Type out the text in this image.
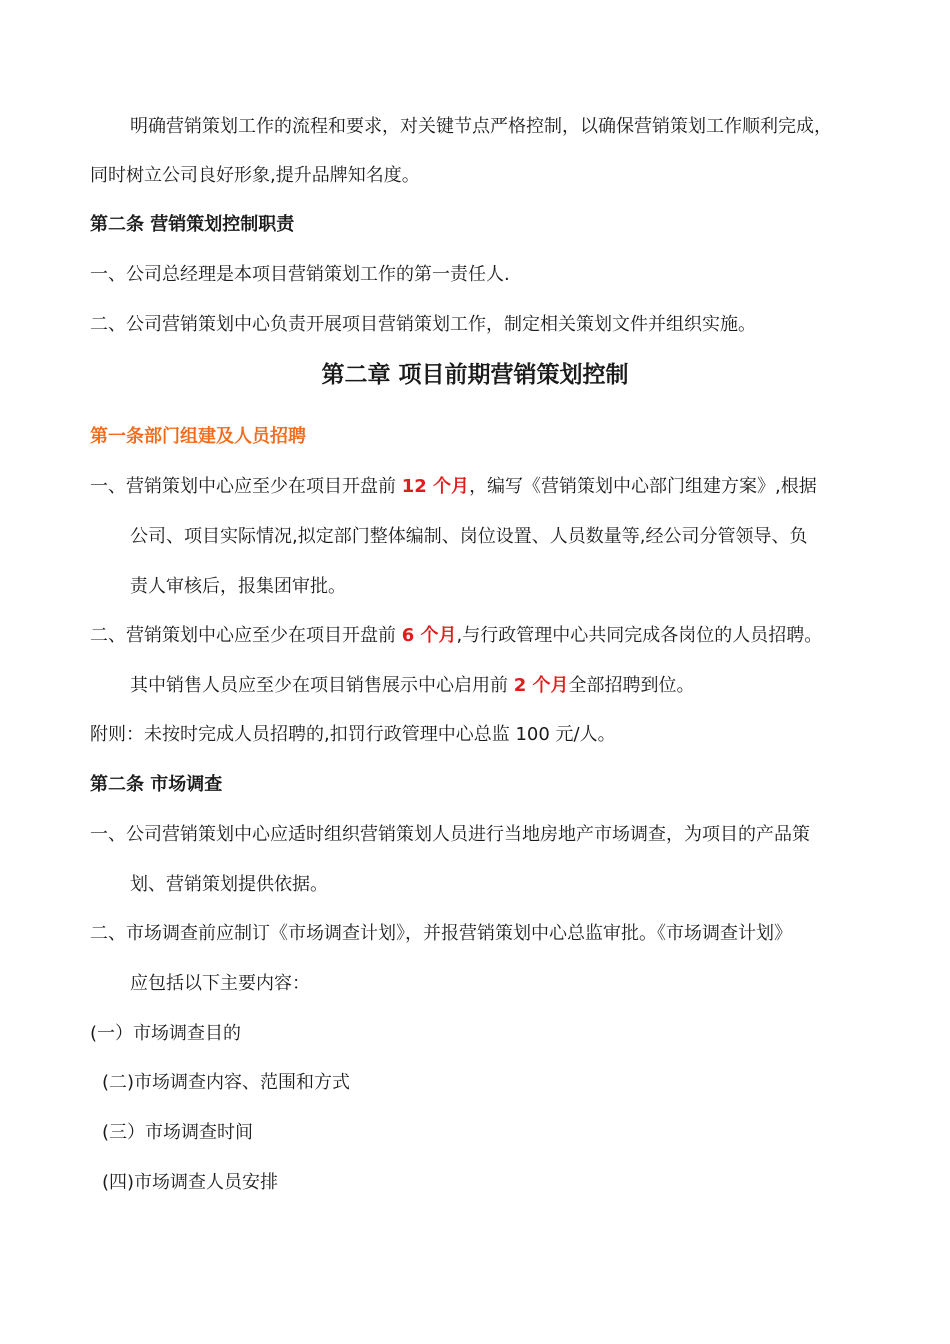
明确营销策划工作的流程和要求，对关键节点严格控制，以确保营销策划工作顺利完成，
同时树立公司良好形象,提升品牌知名度。
第二条 营销策划控制职责
一、公司总经理是本项目营销策划工作的第一责任人.
二、公司营销策划中心负责开展项目营销策划工作，制定相关策划文件并组织实施。
第二章 项目前期营销策划控制
第一条部门组建及人员招聘
一、营销策划中心应至少在项目开盘前 12 个月，编写《营销策划中心部门组建方案》,根据
公司、项目实际情况,拟定部门整体编制、岗位设置、人员数量等,经公司分管领导、负
责人审核后，报集团审批。
二、营销策划中心应至少在项目开盘前 6 个月,与行政管理中心共同完成各岗位的人员招聘。
其中销售人员应至少在项目销售展示中心启用前 2 个月全部招聘到位。
附则：未按时完成人员招聘的,扣罚行政管理中心总监 100 元/人。
第二条 市场调查
一、公司营销策划中心应适时组织营销策划人员进行当地房地产市场调查，为项目的产品策
划、营销策划提供依据。
二、市场调查前应制订《市场调查计划》，并报营销策划中心总监审批。《市场调查计划》
应包括以下主要内容：
(一）市场调查目的
(二)市场调查内容、范围和方式
(三）市场调查时间
(四)市场调查人员安排
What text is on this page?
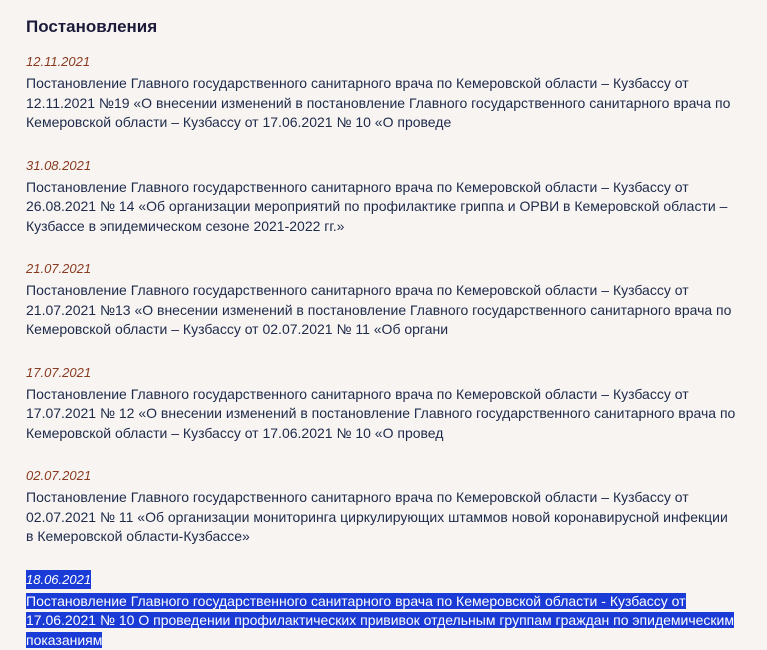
Постановления
12.11.2021
Постановление Главного государственного санитарного врача по Кемеровской области – Кузбассу от 12.11.2021 №19 «О внесении изменений в постановление Главного государственного санитарного врача по Кемеровской области – Кузбассу от 17.06.2021 № 10 «О проведе
31.08.2021
Постановление Главного государственного санитарного врача по Кемеровской области – Кузбассу от 26.08.2021 № 14 «Об организации мероприятий по профилактике гриппа и ОРВИ в Кемеровской области – Кузбассе в эпидемическом сезоне 2021-2022 гг.»
21.07.2021
Постановление Главного государственного санитарного врача по Кемеровской области – Кузбассу от 21.07.2021 №13 «О внесении изменений в постановление Главного государственного санитарного врача по Кемеровской области – Кузбассу от 02.07.2021 № 11 «Об органи
17.07.2021
Постановление Главного государственного санитарного врача по Кемеровской области – Кузбассу от 17.07.2021 № 12 «О внесении изменений в постановление Главного государственного санитарного врача по Кемеровской области – Кузбассу от 17.06.2021 № 10 «О провед
02.07.2021
Постановление Главного государственного санитарного врача по Кемеровской области – Кузбассу от 02.07.2021 № 11 «Об организации мониторинга циркулирующих штаммов новой коронавирусной инфекции в Кемеровской области-Кузбассе»
18.06.2021
Постановление Главного государственного санитарного врача по Кемеровской области - Кузбассу от 17.06.2021 № 10 О проведении профилактических прививок отдельным группам граждан по эпидемическим показаниям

• _TASK PROMPT_:
Return the material word for word. Pictures are not part of the copy.

• _WORKED SOLUTION_:
Type out the text in this image.
明确营销策划工作的流程和要求，对关键节点严格控制，以确保营销策划工作顺利完成，
同时树立公司良好形象,提升品牌知名度。
第二条 营销策划控制职责
一、公司总经理是本项目营销策划工作的第一责任人.
二、公司营销策划中心负责开展项目营销策划工作，制定相关策划文件并组织实施。
第二章 项目前期营销策划控制
第一条部门组建及人员招聘
一、营销策划中心应至少在项目开盘前 12 个月，编写《营销策划中心部门组建方案》,根据
公司、项目实际情况,拟定部门整体编制、岗位设置、人员数量等,经公司分管领导、负
责人审核后，报集团审批。
二、营销策划中心应至少在项目开盘前 6 个月,与行政管理中心共同完成各岗位的人员招聘。
其中销售人员应至少在项目销售展示中心启用前 2 个月全部招聘到位。
附则：未按时完成人员招聘的,扣罚行政管理中心总监 100 元/人。
第二条 市场调查
一、公司营销策划中心应适时组织营销策划人员进行当地房地产市场调查，为项目的产品策
划、营销策划提供依据。
二、市场调查前应制订《市场调查计划》，并报营销策划中心总监审批。《市场调查计划》
应包括以下主要内容：
(一）市场调查目的
(二)市场调查内容、范围和方式
(三）市场调查时间
(四)市场调查人员安排
What text is on this page?
Постановления
12.11.2021
Постановление Главного государственного санитарного врача по Кемеровской области – Кузбассу от 12.11.2021 №19 «О внесении изменений в постановление Главного государственного санитарного врача по Кемеровской области – Кузбассу от 17.06.2021 № 10 «О проведе
31.08.2021
Постановление Главного государственного санитарного врача по Кемеровской области – Кузбассу от 26.08.2021 № 14 «Об организации мероприятий по профилактике гриппа и ОРВИ в Кемеровской области – Кузбассе в эпидемическом сезоне 2021-2022 гг.»
21.07.2021
Постановление Главного государственного санитарного врача по Кемеровской области – Кузбассу от 21.07.2021 №13 «О внесении изменений в постановление Главного государственного санитарного врача по Кемеровской области – Кузбассу от 02.07.2021 № 11 «Об органи
17.07.2021
Постановление Главного государственного санитарного врача по Кемеровской области – Кузбассу от 17.07.2021 № 12 «О внесении изменений в постановление Главного государственного санитарного врача по Кемеровской области – Кузбассу от 17.06.2021 № 10 «О провед
02.07.2021
Постановление Главного государственного санитарного врача по Кемеровской области – Кузбассу от 02.07.2021 № 11 «Об организации мониторинга циркулирующих штаммов новой коронавирусной инфекции в Кемеровской области-Кузбассе»
18.06.2021
Постановление Главного государственного санитарного врача по Кемеровской области - Кузбассу от 17.06.2021 № 10 О проведении профилактических прививок отдельным группам граждан по эпидемическим показаниям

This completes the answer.